Extracted records ->
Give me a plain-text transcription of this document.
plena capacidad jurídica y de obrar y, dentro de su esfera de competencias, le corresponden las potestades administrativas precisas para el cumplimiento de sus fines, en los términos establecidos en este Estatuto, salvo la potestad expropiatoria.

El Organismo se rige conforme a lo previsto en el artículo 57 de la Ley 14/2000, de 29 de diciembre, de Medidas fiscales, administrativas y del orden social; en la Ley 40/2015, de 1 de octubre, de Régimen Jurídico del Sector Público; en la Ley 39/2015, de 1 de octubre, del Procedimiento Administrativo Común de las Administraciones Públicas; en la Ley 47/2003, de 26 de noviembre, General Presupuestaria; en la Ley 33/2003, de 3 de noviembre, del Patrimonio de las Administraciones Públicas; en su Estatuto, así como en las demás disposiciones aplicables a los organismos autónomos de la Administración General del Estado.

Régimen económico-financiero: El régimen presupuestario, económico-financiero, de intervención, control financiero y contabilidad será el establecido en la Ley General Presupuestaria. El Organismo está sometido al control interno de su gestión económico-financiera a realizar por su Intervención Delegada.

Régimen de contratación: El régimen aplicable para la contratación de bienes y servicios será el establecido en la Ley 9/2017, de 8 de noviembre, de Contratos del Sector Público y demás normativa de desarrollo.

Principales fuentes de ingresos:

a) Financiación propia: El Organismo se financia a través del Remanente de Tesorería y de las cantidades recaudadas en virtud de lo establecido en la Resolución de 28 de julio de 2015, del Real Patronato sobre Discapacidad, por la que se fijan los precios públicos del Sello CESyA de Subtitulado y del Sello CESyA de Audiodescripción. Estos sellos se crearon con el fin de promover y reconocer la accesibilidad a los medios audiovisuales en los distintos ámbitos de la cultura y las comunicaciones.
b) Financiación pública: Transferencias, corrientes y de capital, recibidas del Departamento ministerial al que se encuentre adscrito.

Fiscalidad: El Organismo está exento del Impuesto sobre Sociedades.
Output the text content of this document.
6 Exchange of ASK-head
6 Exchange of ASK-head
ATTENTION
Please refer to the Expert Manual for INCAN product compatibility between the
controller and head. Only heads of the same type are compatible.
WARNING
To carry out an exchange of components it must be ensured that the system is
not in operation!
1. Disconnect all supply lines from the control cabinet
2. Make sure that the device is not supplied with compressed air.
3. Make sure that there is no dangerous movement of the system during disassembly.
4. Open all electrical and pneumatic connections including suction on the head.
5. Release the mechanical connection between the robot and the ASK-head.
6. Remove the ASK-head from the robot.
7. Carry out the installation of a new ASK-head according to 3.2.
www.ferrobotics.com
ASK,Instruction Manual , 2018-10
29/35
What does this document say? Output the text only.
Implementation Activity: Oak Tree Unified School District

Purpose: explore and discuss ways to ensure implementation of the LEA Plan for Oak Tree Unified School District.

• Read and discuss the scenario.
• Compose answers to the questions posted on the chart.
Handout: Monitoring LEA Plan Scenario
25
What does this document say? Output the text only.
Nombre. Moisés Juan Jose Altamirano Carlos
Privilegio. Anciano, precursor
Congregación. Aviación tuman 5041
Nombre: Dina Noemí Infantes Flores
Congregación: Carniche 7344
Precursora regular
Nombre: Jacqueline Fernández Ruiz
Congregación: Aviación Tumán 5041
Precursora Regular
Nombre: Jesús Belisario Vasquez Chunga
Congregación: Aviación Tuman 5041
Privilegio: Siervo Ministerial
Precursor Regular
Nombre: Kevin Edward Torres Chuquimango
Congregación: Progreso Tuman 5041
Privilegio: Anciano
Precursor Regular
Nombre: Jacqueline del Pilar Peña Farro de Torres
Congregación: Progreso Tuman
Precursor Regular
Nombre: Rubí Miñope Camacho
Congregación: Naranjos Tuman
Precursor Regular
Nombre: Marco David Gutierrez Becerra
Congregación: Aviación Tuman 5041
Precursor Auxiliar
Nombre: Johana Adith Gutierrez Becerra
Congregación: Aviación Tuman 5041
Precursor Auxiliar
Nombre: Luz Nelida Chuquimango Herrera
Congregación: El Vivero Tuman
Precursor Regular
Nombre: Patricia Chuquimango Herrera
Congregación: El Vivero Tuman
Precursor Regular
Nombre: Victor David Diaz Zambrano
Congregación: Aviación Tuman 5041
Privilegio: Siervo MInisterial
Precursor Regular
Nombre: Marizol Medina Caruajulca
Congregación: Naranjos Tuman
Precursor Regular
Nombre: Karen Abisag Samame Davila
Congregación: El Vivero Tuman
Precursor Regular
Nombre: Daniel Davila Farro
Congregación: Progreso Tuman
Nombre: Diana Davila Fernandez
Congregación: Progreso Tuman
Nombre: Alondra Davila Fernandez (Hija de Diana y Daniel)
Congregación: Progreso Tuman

Exercise ->
Show every line where the string "Farro" appears.

Result of the exercise ->
Nombre: Jacqueline del Pilar Peña Farro de Torres
Nombre: Daniel Davila Farro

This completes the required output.